PROBLEM STATEMENT: Starting at the line with "Parse this screenshot: output" in it, reproduce each line below through the last one, exactly, and include nothing else.

[Data items]

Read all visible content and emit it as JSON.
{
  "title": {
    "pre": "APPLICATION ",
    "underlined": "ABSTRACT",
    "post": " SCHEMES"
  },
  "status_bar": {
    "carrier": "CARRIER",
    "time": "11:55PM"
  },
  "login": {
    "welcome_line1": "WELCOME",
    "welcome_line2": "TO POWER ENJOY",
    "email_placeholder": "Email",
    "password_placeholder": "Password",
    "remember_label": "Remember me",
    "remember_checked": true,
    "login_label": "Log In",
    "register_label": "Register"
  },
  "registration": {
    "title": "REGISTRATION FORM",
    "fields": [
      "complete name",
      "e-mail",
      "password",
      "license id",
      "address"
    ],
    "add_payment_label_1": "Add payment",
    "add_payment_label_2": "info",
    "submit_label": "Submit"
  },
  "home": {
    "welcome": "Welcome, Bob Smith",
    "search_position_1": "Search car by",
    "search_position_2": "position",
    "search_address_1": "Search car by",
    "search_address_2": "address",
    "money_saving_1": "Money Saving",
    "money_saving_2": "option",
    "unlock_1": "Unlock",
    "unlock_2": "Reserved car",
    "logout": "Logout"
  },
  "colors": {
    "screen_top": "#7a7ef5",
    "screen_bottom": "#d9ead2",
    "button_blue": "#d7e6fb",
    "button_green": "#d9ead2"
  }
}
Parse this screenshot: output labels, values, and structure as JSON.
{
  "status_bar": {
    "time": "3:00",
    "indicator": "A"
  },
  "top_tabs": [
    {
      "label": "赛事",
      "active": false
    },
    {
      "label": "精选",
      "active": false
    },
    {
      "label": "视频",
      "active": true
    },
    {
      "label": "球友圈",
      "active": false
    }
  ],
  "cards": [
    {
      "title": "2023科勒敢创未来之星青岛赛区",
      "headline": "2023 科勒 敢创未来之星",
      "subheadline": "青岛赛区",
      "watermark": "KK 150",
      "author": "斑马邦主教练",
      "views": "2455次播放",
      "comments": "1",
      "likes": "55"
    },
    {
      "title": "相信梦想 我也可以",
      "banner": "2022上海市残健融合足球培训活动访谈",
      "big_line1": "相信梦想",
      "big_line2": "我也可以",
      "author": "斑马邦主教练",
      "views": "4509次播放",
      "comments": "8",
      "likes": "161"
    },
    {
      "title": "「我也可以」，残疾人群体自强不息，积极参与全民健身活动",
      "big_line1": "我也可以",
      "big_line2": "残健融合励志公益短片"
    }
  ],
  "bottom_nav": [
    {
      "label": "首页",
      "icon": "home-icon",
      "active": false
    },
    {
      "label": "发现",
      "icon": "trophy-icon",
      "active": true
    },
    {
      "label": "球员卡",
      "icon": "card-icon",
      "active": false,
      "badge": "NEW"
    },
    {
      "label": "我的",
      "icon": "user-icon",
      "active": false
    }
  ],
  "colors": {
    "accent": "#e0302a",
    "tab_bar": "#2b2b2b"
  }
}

EXERCISE SOLUTION:
Parse this screenshot: output labels, values, and structure as JSON.
{
  "status_bar": {
    "time": "3:00",
    "indicator": "A"
  },
  "top_tabs": [
    {
      "label": "赛事",
      "active": false
    },
    {
      "label": "精选",
      "active": false
    },
    {
      "label": "视频",
      "active": true
    },
    {
      "label": "球友圈",
      "active": false
    }
  ],
  "cards": [
    {
      "title": "2023科勒敢创未来之星青岛赛区",
      "headline": "2023 科勒 敢创未来之星",
      "subheadline": "青岛赛区",
      "watermark": "KK 150",
      "author": "斑马邦主教练",
      "views": "2455次播放",
      "comments": "1",
      "likes": "55"
    },
    {
      "title": "相信梦想 我也可以",
      "banner": "2022上海市残健融合足球培训活动访谈",
      "big_line1": "相信梦想",
      "big_line2": "我也可以",
      "author": "斑马邦主教练",
      "views": "4509次播放",
      "comments": "8",
      "likes": "161"
    },
    {
      "title": "「我也可以」，残疾人群体自强不息，积极参与全民健身活动",
      "big_line1": "我也可以",
      "big_line2": "残健融合励志公益短片"
    }
  ],
  "bottom_nav": [
    {
      "label": "首页",
      "icon": "home-icon",
      "active": false
    },
    {
      "label": "发现",
      "icon": "trophy-icon",
      "active": true
    },
    {
      "label": "球员卡",
      "icon": "card-icon",
      "active": false,
      "badge": "NEW"
    },
    {
      "label": "我的",
      "icon": "user-icon",
      "active": false
    }
  ],
  "colors": {
    "accent": "#e0302a",
    "tab_bar": "#2b2b2b"
  }
}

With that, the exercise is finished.